*CHALLENGE*.
Find the lines with the string "青春尚好" and return them.
==*==
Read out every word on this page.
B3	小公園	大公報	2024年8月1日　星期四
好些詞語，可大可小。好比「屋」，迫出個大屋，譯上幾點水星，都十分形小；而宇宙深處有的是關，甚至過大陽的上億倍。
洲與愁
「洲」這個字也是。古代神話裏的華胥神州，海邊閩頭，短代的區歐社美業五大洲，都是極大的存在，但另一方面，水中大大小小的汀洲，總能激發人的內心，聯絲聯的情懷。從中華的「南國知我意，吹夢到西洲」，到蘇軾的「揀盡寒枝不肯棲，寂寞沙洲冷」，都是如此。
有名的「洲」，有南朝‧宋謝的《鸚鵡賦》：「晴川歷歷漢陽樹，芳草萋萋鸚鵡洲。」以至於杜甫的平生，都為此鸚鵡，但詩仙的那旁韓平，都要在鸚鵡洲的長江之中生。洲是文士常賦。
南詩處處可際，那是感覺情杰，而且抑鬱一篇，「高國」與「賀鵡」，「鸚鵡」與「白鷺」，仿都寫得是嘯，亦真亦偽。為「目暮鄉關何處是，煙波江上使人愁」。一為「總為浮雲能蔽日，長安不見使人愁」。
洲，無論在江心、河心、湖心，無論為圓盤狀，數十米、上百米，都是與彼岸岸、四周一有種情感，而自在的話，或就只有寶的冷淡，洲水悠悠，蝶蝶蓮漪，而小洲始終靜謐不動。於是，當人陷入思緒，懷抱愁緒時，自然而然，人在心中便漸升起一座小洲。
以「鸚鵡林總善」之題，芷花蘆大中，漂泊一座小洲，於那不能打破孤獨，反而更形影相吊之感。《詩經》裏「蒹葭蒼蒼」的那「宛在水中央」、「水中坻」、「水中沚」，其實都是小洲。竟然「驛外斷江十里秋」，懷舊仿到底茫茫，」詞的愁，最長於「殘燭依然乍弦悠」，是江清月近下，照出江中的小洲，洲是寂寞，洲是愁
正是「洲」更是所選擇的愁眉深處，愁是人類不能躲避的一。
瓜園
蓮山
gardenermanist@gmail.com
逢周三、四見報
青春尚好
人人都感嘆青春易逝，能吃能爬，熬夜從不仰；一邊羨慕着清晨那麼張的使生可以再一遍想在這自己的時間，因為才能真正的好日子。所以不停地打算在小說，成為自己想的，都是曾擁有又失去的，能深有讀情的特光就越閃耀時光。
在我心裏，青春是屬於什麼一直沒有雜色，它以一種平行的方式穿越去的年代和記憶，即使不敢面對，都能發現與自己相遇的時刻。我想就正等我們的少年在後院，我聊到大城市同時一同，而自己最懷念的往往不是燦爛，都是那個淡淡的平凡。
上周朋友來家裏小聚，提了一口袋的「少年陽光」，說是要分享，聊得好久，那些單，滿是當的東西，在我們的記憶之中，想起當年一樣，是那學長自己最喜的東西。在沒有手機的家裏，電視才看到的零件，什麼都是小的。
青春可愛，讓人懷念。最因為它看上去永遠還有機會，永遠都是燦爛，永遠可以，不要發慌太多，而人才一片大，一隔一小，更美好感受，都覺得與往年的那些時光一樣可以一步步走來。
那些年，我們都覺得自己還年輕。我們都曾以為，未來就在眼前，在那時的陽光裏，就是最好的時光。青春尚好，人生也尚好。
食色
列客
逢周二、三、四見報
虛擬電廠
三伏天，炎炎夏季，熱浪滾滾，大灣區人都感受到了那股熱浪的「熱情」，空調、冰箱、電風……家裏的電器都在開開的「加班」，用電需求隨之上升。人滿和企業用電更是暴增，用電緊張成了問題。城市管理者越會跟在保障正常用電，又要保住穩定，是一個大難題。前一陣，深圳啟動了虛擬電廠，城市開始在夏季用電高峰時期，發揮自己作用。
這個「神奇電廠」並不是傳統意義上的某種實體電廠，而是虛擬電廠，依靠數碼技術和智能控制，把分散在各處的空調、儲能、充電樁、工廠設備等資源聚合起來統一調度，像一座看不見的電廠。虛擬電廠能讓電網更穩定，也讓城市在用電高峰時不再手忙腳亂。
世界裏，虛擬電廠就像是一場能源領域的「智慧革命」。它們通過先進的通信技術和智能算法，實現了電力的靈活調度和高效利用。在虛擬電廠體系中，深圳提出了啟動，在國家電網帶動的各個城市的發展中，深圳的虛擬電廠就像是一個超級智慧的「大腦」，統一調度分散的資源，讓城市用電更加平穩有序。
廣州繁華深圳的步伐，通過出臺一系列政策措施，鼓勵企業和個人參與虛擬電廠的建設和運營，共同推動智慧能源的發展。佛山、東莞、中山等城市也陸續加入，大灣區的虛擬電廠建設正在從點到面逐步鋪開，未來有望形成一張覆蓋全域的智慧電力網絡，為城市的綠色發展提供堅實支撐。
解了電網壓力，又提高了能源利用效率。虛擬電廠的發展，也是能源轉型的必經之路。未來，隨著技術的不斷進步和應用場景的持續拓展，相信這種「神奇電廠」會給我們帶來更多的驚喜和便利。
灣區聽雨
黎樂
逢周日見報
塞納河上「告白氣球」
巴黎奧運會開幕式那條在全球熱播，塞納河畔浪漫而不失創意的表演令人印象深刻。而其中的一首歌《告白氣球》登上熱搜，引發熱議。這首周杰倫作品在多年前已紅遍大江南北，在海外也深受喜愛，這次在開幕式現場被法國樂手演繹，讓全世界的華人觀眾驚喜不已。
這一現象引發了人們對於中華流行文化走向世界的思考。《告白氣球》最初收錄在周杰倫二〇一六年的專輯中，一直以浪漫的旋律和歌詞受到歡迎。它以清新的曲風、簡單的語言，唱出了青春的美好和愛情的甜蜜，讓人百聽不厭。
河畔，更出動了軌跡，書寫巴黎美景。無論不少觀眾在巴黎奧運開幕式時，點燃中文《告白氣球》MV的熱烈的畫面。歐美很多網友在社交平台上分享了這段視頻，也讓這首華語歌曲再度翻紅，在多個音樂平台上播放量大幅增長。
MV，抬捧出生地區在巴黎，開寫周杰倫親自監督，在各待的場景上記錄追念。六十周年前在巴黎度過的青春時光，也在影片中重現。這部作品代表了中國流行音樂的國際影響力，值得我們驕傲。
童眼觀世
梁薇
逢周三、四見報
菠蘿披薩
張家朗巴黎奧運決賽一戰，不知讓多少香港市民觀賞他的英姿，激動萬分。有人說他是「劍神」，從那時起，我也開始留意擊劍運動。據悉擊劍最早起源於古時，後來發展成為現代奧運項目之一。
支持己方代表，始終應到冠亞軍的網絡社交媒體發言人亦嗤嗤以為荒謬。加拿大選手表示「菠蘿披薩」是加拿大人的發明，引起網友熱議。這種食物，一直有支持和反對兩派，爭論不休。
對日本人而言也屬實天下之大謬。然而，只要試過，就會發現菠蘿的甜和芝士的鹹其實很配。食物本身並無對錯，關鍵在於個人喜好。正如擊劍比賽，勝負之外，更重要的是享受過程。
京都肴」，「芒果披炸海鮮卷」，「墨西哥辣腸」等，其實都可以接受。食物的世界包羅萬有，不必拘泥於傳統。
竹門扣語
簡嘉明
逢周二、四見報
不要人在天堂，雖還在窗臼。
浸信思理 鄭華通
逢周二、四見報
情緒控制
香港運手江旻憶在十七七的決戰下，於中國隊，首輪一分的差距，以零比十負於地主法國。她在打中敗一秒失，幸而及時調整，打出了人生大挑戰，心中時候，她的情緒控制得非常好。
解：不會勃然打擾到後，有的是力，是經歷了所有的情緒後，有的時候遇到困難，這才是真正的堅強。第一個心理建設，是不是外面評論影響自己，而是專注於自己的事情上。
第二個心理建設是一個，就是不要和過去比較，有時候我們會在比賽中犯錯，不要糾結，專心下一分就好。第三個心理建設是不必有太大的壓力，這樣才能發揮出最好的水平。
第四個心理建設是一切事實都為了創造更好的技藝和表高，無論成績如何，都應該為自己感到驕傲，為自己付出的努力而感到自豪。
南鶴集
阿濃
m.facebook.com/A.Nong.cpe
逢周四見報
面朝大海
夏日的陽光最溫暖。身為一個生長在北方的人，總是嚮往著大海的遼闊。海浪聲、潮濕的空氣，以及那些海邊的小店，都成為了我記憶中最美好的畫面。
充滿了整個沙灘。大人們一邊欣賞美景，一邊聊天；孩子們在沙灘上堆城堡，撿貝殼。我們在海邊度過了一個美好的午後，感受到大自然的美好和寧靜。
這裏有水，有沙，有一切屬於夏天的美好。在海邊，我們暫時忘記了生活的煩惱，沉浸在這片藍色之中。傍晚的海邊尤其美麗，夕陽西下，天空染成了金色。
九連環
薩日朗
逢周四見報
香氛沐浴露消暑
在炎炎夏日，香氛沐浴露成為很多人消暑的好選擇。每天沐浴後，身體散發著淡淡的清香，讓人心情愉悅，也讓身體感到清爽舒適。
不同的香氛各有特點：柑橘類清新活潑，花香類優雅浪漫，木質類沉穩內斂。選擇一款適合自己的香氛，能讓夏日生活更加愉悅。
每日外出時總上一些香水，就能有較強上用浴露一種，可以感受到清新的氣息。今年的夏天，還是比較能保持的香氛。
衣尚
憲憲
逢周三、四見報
==*==
*EXERCISE OUTPUT*.
青春尚好
那些年，我們都覺得自己還年輕。我們都曾以為，未來就在眼前，在那時的陽光裏，就是最好的時光。青春尚好，人生也尚好。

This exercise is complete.